Short exercise: Starting at the beginning of the records and ending with the line that contains "data-point-julia: [711, 271, 721, 281]", rewrite those lines with "secondary-grid" substituted for "minor-grid" and everything else left unchanged.

The records:
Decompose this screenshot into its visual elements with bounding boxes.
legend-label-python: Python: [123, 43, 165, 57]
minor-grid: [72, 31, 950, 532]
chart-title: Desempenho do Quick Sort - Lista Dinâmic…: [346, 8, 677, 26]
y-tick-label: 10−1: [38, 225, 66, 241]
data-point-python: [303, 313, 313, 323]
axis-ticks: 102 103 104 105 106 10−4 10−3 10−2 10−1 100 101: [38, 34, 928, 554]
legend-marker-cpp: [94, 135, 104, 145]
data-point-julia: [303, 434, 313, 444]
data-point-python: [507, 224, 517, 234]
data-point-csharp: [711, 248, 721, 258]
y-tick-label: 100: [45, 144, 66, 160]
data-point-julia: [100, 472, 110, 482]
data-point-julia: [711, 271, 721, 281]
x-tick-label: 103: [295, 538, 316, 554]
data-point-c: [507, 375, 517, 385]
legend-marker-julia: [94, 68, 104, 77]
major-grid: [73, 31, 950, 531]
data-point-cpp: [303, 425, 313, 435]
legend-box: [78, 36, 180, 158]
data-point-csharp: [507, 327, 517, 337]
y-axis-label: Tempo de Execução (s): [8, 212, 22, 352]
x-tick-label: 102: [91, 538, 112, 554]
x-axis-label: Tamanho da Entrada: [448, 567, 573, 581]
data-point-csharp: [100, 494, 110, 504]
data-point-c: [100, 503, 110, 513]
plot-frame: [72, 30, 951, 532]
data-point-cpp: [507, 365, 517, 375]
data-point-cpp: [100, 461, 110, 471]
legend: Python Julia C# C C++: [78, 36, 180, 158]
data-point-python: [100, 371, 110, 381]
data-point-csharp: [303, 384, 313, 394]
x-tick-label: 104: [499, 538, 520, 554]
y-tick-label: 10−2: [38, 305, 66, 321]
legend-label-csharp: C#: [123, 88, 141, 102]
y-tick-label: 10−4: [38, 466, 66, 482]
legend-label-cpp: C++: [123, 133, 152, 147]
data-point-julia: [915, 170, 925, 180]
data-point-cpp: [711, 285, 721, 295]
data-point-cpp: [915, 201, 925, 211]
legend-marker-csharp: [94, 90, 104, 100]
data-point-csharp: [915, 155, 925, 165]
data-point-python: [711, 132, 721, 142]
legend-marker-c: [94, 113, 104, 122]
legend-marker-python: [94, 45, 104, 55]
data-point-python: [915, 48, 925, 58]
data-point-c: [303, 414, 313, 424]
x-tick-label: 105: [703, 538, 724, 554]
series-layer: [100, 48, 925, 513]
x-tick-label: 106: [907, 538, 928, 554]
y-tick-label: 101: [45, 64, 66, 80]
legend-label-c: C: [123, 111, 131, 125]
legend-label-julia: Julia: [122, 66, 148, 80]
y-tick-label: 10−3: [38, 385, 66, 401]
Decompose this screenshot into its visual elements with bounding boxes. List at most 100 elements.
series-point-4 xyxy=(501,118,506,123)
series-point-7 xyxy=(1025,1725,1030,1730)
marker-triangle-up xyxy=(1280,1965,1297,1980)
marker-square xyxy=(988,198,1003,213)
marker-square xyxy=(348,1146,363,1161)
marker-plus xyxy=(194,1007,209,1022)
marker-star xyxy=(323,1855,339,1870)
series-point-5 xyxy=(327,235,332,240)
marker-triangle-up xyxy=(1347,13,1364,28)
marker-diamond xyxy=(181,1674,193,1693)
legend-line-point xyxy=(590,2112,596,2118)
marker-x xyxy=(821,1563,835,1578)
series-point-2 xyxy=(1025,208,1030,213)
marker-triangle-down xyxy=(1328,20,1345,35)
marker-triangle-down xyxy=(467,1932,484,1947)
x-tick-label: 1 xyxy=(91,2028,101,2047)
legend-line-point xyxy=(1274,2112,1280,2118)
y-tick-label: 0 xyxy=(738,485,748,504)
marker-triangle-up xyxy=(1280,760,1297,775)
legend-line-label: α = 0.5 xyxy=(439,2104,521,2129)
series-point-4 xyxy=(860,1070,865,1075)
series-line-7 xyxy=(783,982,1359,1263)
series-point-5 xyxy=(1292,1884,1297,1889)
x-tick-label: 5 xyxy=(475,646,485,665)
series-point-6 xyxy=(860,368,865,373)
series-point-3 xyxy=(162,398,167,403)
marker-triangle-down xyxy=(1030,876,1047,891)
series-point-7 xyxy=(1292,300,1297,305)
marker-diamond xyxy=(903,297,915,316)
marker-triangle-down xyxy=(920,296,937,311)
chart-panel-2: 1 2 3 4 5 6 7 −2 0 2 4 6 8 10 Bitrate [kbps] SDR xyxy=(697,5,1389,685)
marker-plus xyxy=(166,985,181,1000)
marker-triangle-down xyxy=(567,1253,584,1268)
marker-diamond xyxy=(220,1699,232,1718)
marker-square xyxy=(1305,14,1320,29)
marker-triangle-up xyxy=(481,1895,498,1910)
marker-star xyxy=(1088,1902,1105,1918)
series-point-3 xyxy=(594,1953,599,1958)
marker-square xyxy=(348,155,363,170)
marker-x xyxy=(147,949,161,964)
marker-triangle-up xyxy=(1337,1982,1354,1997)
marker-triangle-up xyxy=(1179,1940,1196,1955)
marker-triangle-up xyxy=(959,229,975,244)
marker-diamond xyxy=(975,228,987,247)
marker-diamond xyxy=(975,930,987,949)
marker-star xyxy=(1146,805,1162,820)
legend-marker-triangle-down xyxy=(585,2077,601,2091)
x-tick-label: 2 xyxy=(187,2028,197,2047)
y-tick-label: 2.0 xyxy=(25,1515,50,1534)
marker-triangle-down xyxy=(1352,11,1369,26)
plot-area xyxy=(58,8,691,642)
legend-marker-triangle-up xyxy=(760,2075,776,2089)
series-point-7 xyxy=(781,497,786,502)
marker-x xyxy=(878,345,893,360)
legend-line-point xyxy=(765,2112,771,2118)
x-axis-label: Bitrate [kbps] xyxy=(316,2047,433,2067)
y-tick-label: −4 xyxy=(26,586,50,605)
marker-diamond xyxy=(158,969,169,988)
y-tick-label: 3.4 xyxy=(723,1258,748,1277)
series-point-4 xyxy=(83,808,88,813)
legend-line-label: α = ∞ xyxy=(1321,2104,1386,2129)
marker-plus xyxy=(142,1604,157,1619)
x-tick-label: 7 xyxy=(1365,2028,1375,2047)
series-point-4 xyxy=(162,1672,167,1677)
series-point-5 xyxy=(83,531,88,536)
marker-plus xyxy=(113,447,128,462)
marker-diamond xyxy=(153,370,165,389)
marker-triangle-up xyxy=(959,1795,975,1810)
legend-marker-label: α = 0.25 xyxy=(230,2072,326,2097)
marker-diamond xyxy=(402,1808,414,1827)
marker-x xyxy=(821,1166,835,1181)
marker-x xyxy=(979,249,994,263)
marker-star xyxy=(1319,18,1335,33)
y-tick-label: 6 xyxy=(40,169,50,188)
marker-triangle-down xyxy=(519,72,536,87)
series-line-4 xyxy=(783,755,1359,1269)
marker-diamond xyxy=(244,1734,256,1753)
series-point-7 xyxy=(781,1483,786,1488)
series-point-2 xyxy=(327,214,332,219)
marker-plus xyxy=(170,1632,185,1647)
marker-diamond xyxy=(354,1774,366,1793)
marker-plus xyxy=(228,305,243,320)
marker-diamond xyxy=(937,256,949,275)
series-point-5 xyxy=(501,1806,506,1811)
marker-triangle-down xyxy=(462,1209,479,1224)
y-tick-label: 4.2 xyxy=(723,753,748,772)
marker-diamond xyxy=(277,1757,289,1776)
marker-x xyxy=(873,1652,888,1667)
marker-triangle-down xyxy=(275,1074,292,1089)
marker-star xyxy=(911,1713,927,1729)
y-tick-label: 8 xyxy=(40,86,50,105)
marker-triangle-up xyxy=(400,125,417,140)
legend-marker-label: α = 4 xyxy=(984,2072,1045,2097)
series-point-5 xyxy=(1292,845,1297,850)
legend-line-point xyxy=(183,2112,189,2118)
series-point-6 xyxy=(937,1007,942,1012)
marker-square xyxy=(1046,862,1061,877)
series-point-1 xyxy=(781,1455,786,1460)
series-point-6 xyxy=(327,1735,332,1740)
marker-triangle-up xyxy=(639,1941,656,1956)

The result:
Decompose this screenshot into its visual elements with bounding boxes.
legend-label-python: Python: [123, 43, 165, 57]
secondary-grid: [72, 31, 950, 532]
chart-title: Desempenho do Quick Sort - Lista Dinâmic…: [346, 8, 677, 26]
y-tick-label: 10−1: [38, 225, 66, 241]
data-point-python: [303, 313, 313, 323]
axis-ticks: 102 103 104 105 106 10−4 10−3 10−2 10−1 100 101: [38, 34, 928, 554]
legend-marker-cpp: [94, 135, 104, 145]
data-point-julia: [303, 434, 313, 444]
data-point-python: [507, 224, 517, 234]
data-point-csharp: [711, 248, 721, 258]
y-tick-label: 100: [45, 144, 66, 160]
data-point-julia: [100, 472, 110, 482]
data-point-julia: [711, 271, 721, 281]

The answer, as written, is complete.